Aim
Select the lines of the records containing the word "swatch" and list them.

[Stored data entries]

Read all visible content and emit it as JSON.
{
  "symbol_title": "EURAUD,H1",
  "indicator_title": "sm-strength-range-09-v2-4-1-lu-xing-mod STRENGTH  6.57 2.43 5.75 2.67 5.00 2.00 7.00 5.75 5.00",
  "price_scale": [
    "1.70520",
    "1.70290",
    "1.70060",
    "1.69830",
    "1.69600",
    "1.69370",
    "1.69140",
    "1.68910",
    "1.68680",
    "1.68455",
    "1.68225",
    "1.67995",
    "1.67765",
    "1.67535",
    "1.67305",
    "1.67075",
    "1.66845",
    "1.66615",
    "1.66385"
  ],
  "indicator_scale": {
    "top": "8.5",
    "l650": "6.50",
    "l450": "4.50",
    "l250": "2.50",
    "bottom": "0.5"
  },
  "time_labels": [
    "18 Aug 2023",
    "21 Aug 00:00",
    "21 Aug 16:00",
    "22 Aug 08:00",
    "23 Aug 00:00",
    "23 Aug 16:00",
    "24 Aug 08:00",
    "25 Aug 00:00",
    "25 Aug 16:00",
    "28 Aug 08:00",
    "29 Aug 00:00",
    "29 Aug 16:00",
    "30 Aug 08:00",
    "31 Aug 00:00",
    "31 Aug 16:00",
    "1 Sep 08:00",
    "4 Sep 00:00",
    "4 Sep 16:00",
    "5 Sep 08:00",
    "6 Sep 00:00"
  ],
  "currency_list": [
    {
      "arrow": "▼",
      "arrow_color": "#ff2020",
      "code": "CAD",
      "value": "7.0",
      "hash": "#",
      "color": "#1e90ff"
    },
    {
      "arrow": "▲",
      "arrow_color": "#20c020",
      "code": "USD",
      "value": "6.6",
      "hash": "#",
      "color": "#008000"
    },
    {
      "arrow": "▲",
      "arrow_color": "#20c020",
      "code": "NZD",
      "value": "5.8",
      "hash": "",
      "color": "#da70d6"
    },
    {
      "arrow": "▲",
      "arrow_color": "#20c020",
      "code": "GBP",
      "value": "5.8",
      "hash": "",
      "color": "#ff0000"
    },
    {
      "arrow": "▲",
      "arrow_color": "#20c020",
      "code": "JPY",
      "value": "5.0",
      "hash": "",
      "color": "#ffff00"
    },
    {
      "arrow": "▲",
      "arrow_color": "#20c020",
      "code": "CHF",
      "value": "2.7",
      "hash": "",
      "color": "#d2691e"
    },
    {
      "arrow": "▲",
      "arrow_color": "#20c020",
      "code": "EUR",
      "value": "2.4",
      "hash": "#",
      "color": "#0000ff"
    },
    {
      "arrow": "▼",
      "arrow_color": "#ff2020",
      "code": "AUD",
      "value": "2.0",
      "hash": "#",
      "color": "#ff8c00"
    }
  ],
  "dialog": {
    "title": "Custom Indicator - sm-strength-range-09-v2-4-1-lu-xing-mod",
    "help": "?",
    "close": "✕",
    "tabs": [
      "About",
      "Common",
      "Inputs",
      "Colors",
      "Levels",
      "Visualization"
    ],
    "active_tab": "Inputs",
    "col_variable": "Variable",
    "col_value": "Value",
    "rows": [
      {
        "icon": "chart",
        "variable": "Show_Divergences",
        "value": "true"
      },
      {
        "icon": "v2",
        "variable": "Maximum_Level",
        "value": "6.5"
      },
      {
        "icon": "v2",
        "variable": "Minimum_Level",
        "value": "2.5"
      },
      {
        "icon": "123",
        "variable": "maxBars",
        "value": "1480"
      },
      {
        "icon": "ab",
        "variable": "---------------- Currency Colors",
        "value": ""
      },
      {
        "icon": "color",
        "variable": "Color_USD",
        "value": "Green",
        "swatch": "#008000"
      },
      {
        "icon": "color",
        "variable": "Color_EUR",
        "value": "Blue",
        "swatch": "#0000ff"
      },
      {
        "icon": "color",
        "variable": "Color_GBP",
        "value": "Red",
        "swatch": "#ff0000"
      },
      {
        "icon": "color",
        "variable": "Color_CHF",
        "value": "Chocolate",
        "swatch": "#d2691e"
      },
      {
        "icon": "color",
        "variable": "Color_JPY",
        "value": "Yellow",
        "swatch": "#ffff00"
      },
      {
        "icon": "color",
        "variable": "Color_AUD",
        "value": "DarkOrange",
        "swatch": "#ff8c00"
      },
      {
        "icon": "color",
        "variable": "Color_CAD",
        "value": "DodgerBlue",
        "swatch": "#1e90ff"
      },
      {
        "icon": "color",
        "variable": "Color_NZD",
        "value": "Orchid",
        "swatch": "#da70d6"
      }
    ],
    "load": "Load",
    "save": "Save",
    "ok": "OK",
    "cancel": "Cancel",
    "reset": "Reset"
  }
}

Written answer
        "swatch": "#008000"
        "swatch": "#0000ff"
        "swatch": "#ff0000"
        "swatch": "#d2691e"
        "swatch": "#ffff00"
        "swatch": "#ff8c00"
        "swatch": "#1e90ff"
        "swatch": "#da70d6"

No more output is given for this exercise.